| Supplied records |
+--
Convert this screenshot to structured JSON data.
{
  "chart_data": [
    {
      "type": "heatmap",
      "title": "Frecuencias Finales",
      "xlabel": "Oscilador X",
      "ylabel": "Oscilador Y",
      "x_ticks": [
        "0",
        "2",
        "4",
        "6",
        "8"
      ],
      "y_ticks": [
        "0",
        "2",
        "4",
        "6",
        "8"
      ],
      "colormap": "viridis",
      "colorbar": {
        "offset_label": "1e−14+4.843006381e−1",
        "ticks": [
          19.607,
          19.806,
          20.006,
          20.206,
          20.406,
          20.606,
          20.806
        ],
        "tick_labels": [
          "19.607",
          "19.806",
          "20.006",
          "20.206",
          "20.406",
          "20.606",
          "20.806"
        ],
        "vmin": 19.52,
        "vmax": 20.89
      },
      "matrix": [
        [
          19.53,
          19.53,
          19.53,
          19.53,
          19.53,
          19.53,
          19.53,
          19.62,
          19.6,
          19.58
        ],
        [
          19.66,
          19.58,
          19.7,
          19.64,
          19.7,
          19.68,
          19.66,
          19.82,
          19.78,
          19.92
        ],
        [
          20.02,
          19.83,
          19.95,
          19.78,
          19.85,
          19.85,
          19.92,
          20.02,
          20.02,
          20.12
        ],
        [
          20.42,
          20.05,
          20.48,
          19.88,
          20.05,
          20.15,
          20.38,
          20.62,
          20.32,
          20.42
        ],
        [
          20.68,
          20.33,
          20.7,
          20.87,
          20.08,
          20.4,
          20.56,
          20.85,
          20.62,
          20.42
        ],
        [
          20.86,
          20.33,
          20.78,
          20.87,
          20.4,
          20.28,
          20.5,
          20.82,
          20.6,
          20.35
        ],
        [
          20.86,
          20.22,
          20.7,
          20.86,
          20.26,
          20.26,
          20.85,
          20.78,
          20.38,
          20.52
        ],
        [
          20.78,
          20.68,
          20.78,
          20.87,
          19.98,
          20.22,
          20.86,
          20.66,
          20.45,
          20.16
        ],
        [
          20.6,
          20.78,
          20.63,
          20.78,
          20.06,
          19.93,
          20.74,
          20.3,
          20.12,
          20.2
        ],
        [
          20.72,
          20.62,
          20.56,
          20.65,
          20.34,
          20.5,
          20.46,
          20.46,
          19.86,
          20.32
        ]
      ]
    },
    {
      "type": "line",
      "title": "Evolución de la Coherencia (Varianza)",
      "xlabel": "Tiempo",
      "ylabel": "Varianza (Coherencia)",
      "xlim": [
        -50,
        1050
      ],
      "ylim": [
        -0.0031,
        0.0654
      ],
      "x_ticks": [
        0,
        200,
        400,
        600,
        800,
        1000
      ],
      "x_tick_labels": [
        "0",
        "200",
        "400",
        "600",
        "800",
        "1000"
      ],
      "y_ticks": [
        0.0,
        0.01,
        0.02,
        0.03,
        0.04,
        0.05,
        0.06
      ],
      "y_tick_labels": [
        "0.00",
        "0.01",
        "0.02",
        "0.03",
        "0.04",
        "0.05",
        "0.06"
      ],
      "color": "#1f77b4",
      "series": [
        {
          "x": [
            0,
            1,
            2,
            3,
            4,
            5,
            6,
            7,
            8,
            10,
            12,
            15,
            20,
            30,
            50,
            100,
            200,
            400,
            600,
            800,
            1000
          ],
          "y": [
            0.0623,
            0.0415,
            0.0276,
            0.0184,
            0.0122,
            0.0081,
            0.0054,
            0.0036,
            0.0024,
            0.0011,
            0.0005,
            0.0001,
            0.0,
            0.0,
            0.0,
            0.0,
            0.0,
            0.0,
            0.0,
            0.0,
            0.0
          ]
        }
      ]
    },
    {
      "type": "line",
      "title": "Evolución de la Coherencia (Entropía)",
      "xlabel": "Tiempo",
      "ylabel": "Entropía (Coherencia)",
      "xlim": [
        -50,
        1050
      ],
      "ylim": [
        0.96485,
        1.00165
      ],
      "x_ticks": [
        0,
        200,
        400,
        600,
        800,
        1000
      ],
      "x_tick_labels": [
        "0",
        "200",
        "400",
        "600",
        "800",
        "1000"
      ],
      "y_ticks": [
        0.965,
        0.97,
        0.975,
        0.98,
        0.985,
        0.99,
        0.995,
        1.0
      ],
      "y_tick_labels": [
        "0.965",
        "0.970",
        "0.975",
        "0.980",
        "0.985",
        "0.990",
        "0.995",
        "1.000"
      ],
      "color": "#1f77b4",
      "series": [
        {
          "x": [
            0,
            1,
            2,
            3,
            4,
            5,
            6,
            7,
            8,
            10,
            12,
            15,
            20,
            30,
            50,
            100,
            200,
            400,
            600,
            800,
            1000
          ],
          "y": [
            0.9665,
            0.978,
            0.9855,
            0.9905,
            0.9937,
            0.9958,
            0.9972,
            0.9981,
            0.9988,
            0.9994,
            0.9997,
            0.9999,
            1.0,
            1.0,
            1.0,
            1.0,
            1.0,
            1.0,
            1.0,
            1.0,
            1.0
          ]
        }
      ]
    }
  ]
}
+--
| Problem requirements |
Look through the entries above and report each line where the string "Varianza" occurs.

| Right answer |
      "title": "Evolución de la Coherencia (Varianza)",
      "ylabel": "Varianza (Coherencia)",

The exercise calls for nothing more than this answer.